Data provided –
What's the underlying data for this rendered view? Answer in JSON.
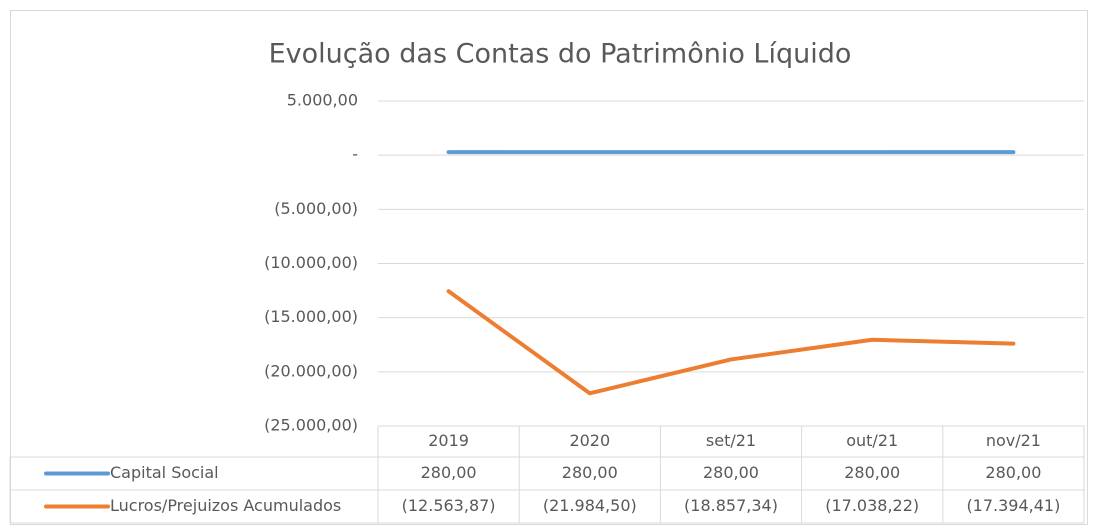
{
  "chart_data": {
    "type": "line",
    "title": "Evolução das Contas do Patrimônio Líquido",
    "categories": [
      "2019",
      "2020",
      "set/21",
      "out/21",
      "nov/21"
    ],
    "series": [
      {
        "name": "Capital Social",
        "color": "#5b9bd5",
        "values": [
          280,
          280,
          280,
          280,
          280
        ],
        "value_labels": [
          "280,00",
          "280,00",
          "280,00",
          "280,00",
          "280,00"
        ]
      },
      {
        "name": "Lucros/Prejuizos Acumulados",
        "color": "#ed7d31",
        "values": [
          -12563.87,
          -21984.5,
          -18857.34,
          -17038.22,
          -17394.41
        ],
        "value_labels": [
          "(12.563,87)",
          "(21.984,50)",
          "(18.857,34)",
          "(17.038,22)",
          "(17.394,41)"
        ]
      }
    ],
    "ylim": [
      -25000,
      5000
    ],
    "yticks": [
      {
        "value": 5000,
        "label": "5.000,00"
      },
      {
        "value": 0,
        "label": "-"
      },
      {
        "value": -5000,
        "label": "(5.000,00)"
      },
      {
        "value": -10000,
        "label": "(10.000,00)"
      },
      {
        "value": -15000,
        "label": "(15.000,00)"
      },
      {
        "value": -20000,
        "label": "(20.000,00)"
      },
      {
        "value": -25000,
        "label": "(25.000,00)"
      }
    ],
    "grid": true,
    "data_table": true
  }
}
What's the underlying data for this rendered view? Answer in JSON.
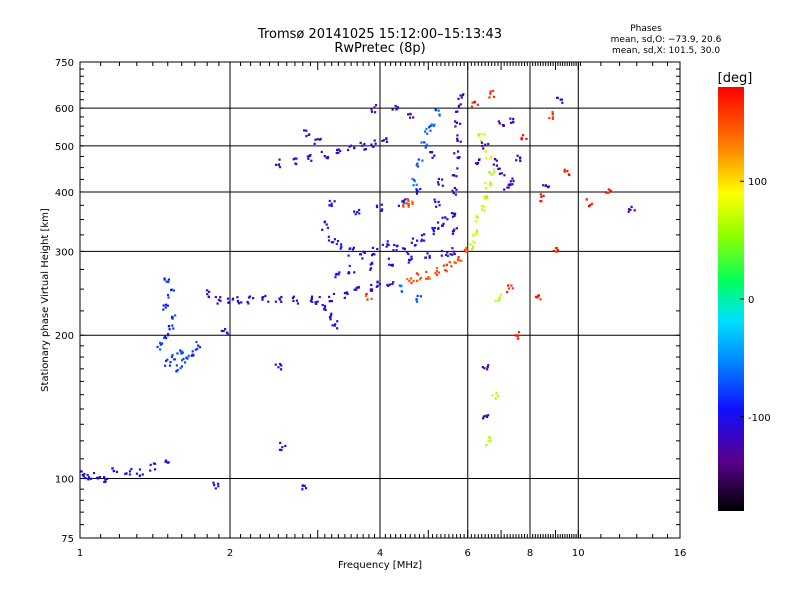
{
  "chart_data": {
    "type": "scatter",
    "title": "Tromsø 20141025 15:12:00–15:13:43",
    "subtitle": "RwPretec (8p)",
    "xlabel": "Frequency [MHz]",
    "ylabel": "Stationary phase Virtual Height [km]",
    "x_scale": "log",
    "y_scale": "log",
    "xlim": [
      1,
      16
    ],
    "ylim": [
      75,
      750
    ],
    "x_ticks": [
      1,
      2,
      4,
      6,
      8,
      10,
      16
    ],
    "y_ticks": [
      75,
      100,
      200,
      300,
      400,
      500,
      600,
      750
    ],
    "grid": true,
    "stats": {
      "heading": "Phases",
      "line1": "mean, sd,O: −73.9, 20.6",
      "line2": "mean, sd,X: 101.5, 30.0"
    },
    "colorbar": {
      "label": "[deg]",
      "range": [
        -180,
        180
      ],
      "ticks": [
        100,
        0,
        -100
      ],
      "colormap": "rainbow"
    },
    "series": [
      {
        "color_value": -100,
        "points": [
          [
            1.02,
            102
          ],
          [
            1.05,
            100
          ],
          [
            1.08,
            101
          ],
          [
            1.12,
            100
          ],
          [
            1.17,
            104
          ],
          [
            1.25,
            103
          ],
          [
            1.32,
            103
          ],
          [
            1.4,
            106
          ],
          [
            1.5,
            110
          ],
          [
            1.88,
            97
          ],
          [
            2.55,
            117
          ],
          [
            2.8,
            95
          ]
        ]
      },
      {
        "color_value": -80,
        "points": [
          [
            1.45,
            190
          ],
          [
            1.48,
            200
          ],
          [
            1.5,
            175
          ],
          [
            1.52,
            210
          ],
          [
            1.55,
            180
          ],
          [
            1.58,
            170
          ],
          [
            1.62,
            178
          ],
          [
            1.67,
            182
          ],
          [
            1.72,
            190
          ],
          [
            1.5,
            262
          ],
          [
            1.52,
            245
          ],
          [
            1.48,
            230
          ],
          [
            1.55,
            220
          ],
          [
            1.6,
            185
          ]
        ]
      },
      {
        "color_value": -110,
        "points": [
          [
            1.8,
            245
          ],
          [
            1.9,
            238
          ],
          [
            2.0,
            236
          ],
          [
            2.1,
            236
          ],
          [
            2.2,
            238
          ],
          [
            2.35,
            240
          ],
          [
            2.5,
            237
          ],
          [
            2.7,
            238
          ],
          [
            2.9,
            238
          ],
          [
            3.0,
            236
          ],
          [
            3.2,
            240
          ],
          [
            3.4,
            244
          ],
          [
            3.6,
            248
          ],
          [
            3.8,
            252
          ],
          [
            4.0,
            256
          ],
          [
            4.2,
            258
          ],
          [
            1.95,
            205
          ],
          [
            2.5,
            172
          ]
        ]
      },
      {
        "color_value": -115,
        "points": [
          [
            2.5,
            460
          ],
          [
            2.7,
            465
          ],
          [
            2.9,
            470
          ],
          [
            3.1,
            480
          ],
          [
            3.3,
            488
          ],
          [
            3.5,
            496
          ],
          [
            3.7,
            500
          ],
          [
            3.9,
            505
          ],
          [
            4.1,
            510
          ],
          [
            2.85,
            530
          ],
          [
            3.0,
            510
          ]
        ]
      },
      {
        "color_value": -100,
        "points": [
          [
            3.1,
            340
          ],
          [
            3.2,
            320
          ],
          [
            3.3,
            310
          ],
          [
            3.5,
            300
          ],
          [
            3.7,
            295
          ],
          [
            3.9,
            300
          ],
          [
            4.1,
            310
          ],
          [
            4.3,
            305
          ],
          [
            4.5,
            300
          ],
          [
            4.7,
            315
          ],
          [
            4.9,
            320
          ],
          [
            5.1,
            330
          ],
          [
            5.3,
            340
          ],
          [
            3.2,
            380
          ],
          [
            3.6,
            360
          ],
          [
            4.0,
            370
          ],
          [
            4.4,
            380
          ],
          [
            4.8,
            400
          ],
          [
            5.2,
            380
          ],
          [
            3.3,
            270
          ],
          [
            3.5,
            275
          ],
          [
            3.8,
            280
          ],
          [
            4.2,
            285
          ],
          [
            4.6,
            290
          ],
          [
            5.0,
            292
          ],
          [
            5.4,
            295
          ],
          [
            3.2,
            220
          ],
          [
            3.25,
            210
          ],
          [
            3.1,
            230
          ]
        ]
      },
      {
        "color_value": -120,
        "points": [
          [
            5.6,
            300
          ],
          [
            5.62,
            330
          ],
          [
            5.64,
            360
          ],
          [
            5.66,
            400
          ],
          [
            5.68,
            440
          ],
          [
            5.7,
            480
          ],
          [
            5.72,
            520
          ],
          [
            5.74,
            560
          ],
          [
            5.76,
            600
          ],
          [
            5.8,
            630
          ],
          [
            5.4,
            350
          ],
          [
            5.3,
            420
          ],
          [
            5.1,
            480
          ],
          [
            4.6,
            580
          ],
          [
            4.3,
            600
          ],
          [
            3.9,
            600
          ]
        ]
      },
      {
        "color_value": -70,
        "points": [
          [
            4.5,
            380
          ],
          [
            4.7,
            420
          ],
          [
            4.8,
            460
          ],
          [
            4.9,
            500
          ],
          [
            5.0,
            540
          ],
          [
            5.1,
            560
          ],
          [
            5.2,
            590
          ],
          [
            4.4,
            250
          ],
          [
            4.8,
            240
          ]
        ]
      },
      {
        "color_value": 150,
        "points": [
          [
            4.6,
            262
          ],
          [
            4.8,
            265
          ],
          [
            5.0,
            268
          ],
          [
            5.2,
            272
          ],
          [
            5.4,
            278
          ],
          [
            5.6,
            285
          ],
          [
            5.8,
            292
          ],
          [
            6.0,
            300
          ],
          [
            3.8,
            240
          ],
          [
            4.5,
            380
          ],
          [
            4.6,
            385
          ]
        ]
      },
      {
        "color_value": 70,
        "points": [
          [
            6.1,
            310
          ],
          [
            6.2,
            330
          ],
          [
            6.3,
            350
          ],
          [
            6.4,
            370
          ],
          [
            6.5,
            390
          ],
          [
            6.6,
            410
          ],
          [
            6.7,
            440
          ],
          [
            6.6,
            480
          ],
          [
            6.4,
            520
          ],
          [
            6.9,
            240
          ],
          [
            6.8,
            150
          ],
          [
            6.6,
            120
          ]
        ]
      },
      {
        "color_value": -120,
        "points": [
          [
            6.3,
            460
          ],
          [
            6.5,
            500
          ],
          [
            6.8,
            460
          ],
          [
            7.0,
            440
          ],
          [
            7.2,
            410
          ],
          [
            7.4,
            420
          ],
          [
            7.6,
            470
          ],
          [
            7.0,
            560
          ],
          [
            7.4,
            560
          ],
          [
            8.6,
            410
          ],
          [
            9.2,
            620
          ],
          [
            12.8,
            370
          ],
          [
            6.5,
            170
          ],
          [
            6.5,
            135
          ]
        ]
      },
      {
        "color_value": 170,
        "points": [
          [
            6.2,
            610
          ],
          [
            6.7,
            640
          ],
          [
            7.3,
            250
          ],
          [
            7.5,
            200
          ],
          [
            8.3,
            240
          ],
          [
            8.5,
            390
          ],
          [
            9.0,
            300
          ],
          [
            9.5,
            440
          ],
          [
            10.5,
            380
          ],
          [
            11.5,
            400
          ],
          [
            8.8,
            580
          ],
          [
            7.8,
            520
          ]
        ]
      }
    ]
  }
}
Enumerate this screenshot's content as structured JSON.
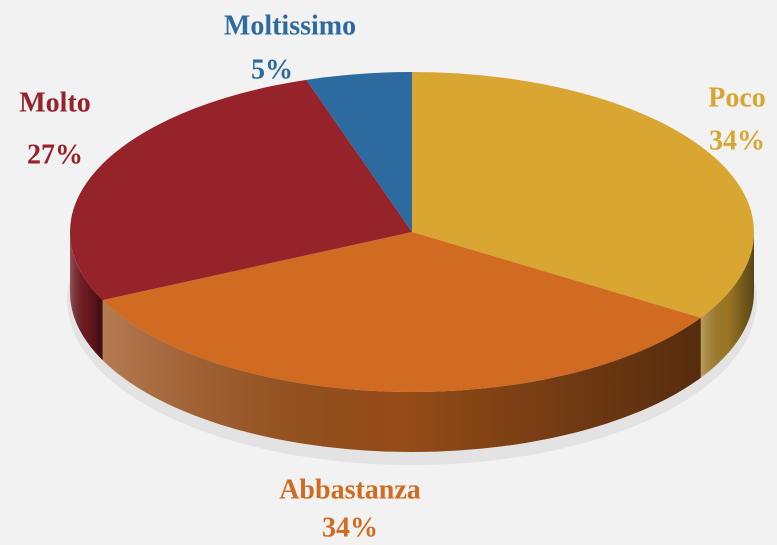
{
  "chart_data": {
    "type": "pie",
    "categories": [
      "Poco",
      "Abbastanza",
      "Molto",
      "Moltissimo"
    ],
    "values": [
      34,
      34,
      27,
      5
    ],
    "value_labels": [
      "34%",
      "34%",
      "27%",
      "5%"
    ],
    "colors": [
      "#D9A632",
      "#D06B21",
      "#97232A",
      "#2C6AA0"
    ],
    "start_angle": "top",
    "direction": "clockwise",
    "3d": true
  }
}
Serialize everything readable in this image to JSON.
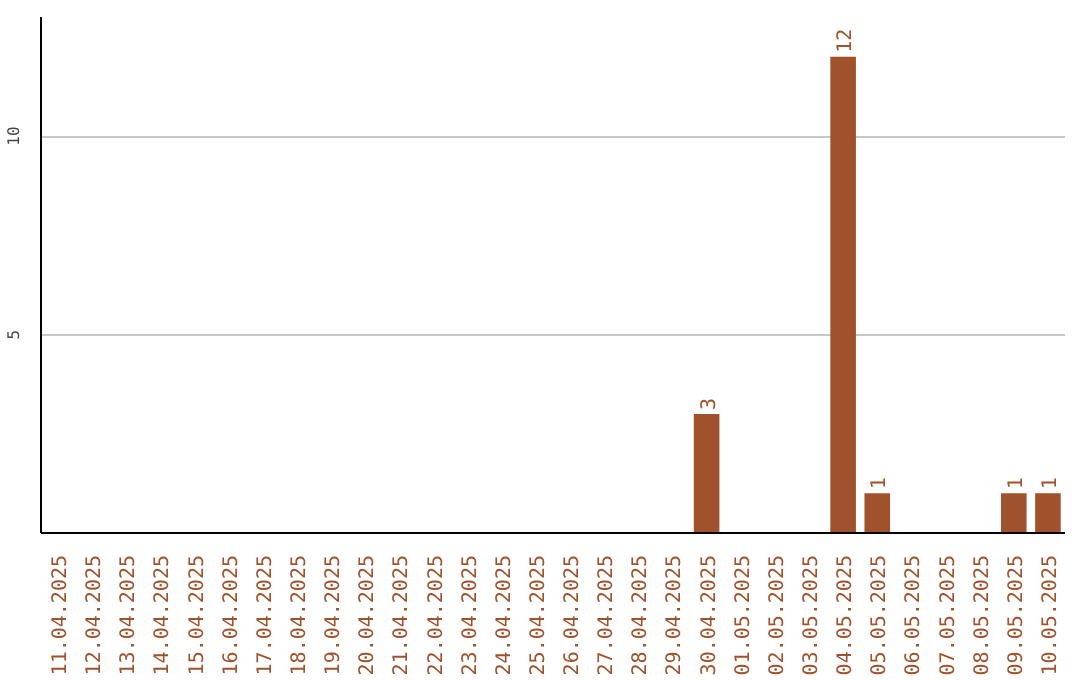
{
  "chart_data": {
    "type": "bar",
    "categories": [
      "11.04.2025",
      "12.04.2025",
      "13.04.2025",
      "14.04.2025",
      "15.04.2025",
      "16.04.2025",
      "17.04.2025",
      "18.04.2025",
      "19.04.2025",
      "20.04.2025",
      "21.04.2025",
      "22.04.2025",
      "23.04.2025",
      "24.04.2025",
      "25.04.2025",
      "26.04.2025",
      "27.04.2025",
      "28.04.2025",
      "29.04.2025",
      "30.04.2025",
      "01.05.2025",
      "02.05.2025",
      "03.05.2025",
      "04.05.2025",
      "05.05.2025",
      "06.05.2025",
      "07.05.2025",
      "08.05.2025",
      "09.05.2025",
      "10.05.2025"
    ],
    "values": [
      0,
      0,
      0,
      0,
      0,
      0,
      0,
      0,
      0,
      0,
      0,
      0,
      0,
      0,
      0,
      0,
      0,
      0,
      0,
      3,
      0,
      0,
      0,
      12,
      1,
      0,
      0,
      0,
      1,
      1
    ],
    "value_labels": [
      null,
      null,
      null,
      null,
      null,
      null,
      null,
      null,
      null,
      null,
      null,
      null,
      null,
      null,
      null,
      null,
      null,
      null,
      null,
      "3",
      null,
      null,
      null,
      "12",
      "1",
      null,
      null,
      null,
      "1",
      "1"
    ],
    "color": "#a0522d",
    "ylim": [
      0,
      13
    ],
    "yticks": [
      5,
      10
    ],
    "grid": "y"
  }
}
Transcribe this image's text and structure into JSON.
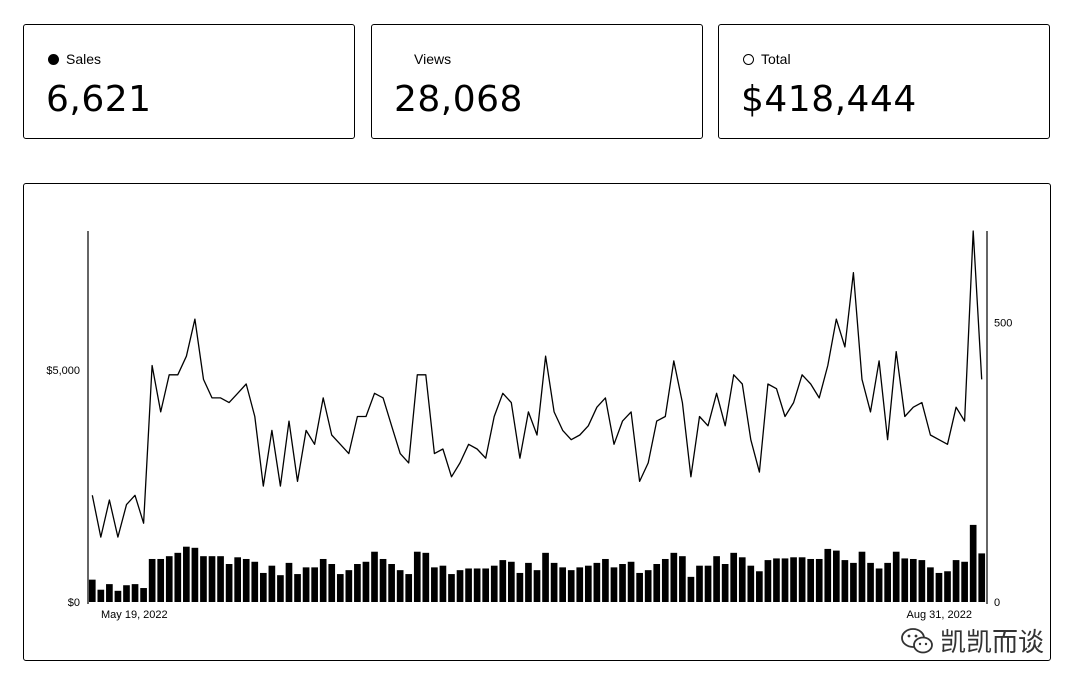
{
  "cards": [
    {
      "label": "Sales",
      "value": "6,621",
      "marker": "filled"
    },
    {
      "label": "Views",
      "value": "28,068",
      "marker": "none"
    },
    {
      "label": "Total",
      "value": "$418,444",
      "marker": "hollow"
    }
  ],
  "watermark": {
    "text": "凯凯而谈",
    "icon": "wechat-icon"
  },
  "chart_data": {
    "type": "bar",
    "title": "",
    "x_start_label": "May 19, 2022",
    "x_end_label": "Aug 31, 2022",
    "left_axis": {
      "ticks": [
        "$0",
        "$5,000"
      ],
      "tick_values": [
        0,
        5000
      ],
      "ylim": [
        0,
        8000
      ]
    },
    "right_axis": {
      "ticks": [
        "0",
        "500"
      ],
      "tick_values": [
        0,
        500
      ],
      "ylim": [
        0,
        664
      ]
    },
    "line_series": {
      "axis": "left",
      "values": [
        2300,
        1400,
        2200,
        1400,
        2100,
        2300,
        1700,
        5100,
        4100,
        4900,
        4900,
        5300,
        6100,
        4800,
        4400,
        4400,
        4300,
        4500,
        4700,
        4000,
        2500,
        3700,
        2500,
        3900,
        2600,
        3700,
        3400,
        4400,
        3600,
        3400,
        3200,
        4000,
        4000,
        4500,
        4400,
        3800,
        3200,
        3000,
        4900,
        4900,
        3200,
        3300,
        2700,
        3000,
        3400,
        3300,
        3100,
        4000,
        4500,
        4300,
        3100,
        4100,
        3600,
        5300,
        4100,
        3700,
        3500,
        3600,
        3800,
        4200,
        4400,
        3400,
        3900,
        4100,
        2600,
        3000,
        3900,
        4000,
        5200,
        4300,
        2700,
        4000,
        3800,
        4500,
        3800,
        4900,
        4700,
        3500,
        2800,
        4700,
        4600,
        4000,
        4300,
        4900,
        4700,
        4400,
        5100,
        6100,
        5500,
        7100,
        4800,
        4100,
        5200,
        3500,
        5400,
        4000,
        4200,
        4300,
        3600,
        3500,
        3400,
        4200,
        3900,
        8000,
        4800
      ]
    },
    "bar_series": {
      "axis": "right",
      "values": [
        40,
        22,
        32,
        20,
        30,
        32,
        25,
        77,
        77,
        82,
        88,
        99,
        97,
        82,
        82,
        82,
        68,
        80,
        77,
        72,
        52,
        65,
        48,
        70,
        50,
        62,
        62,
        77,
        68,
        50,
        57,
        68,
        72,
        90,
        77,
        68,
        57,
        50,
        90,
        88,
        62,
        65,
        50,
        57,
        60,
        60,
        60,
        65,
        75,
        72,
        52,
        70,
        57,
        88,
        70,
        62,
        57,
        62,
        65,
        70,
        77,
        62,
        68,
        72,
        52,
        57,
        68,
        77,
        88,
        82,
        45,
        65,
        65,
        82,
        68,
        88,
        80,
        65,
        55,
        75,
        78,
        78,
        80,
        80,
        77,
        77,
        95,
        92,
        75,
        70,
        90,
        70,
        60,
        70,
        90,
        78,
        77,
        75,
        62,
        52,
        55,
        75,
        72,
        138,
        87
      ]
    }
  }
}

Task to carry out – Select the lines in this material that hold the word "mean", leaving none out.

Output for this task –
      "line1": "mean, sd,O: −73.9, 20.6",
      "line2": "mean, sd,X: 101.5, 30.0"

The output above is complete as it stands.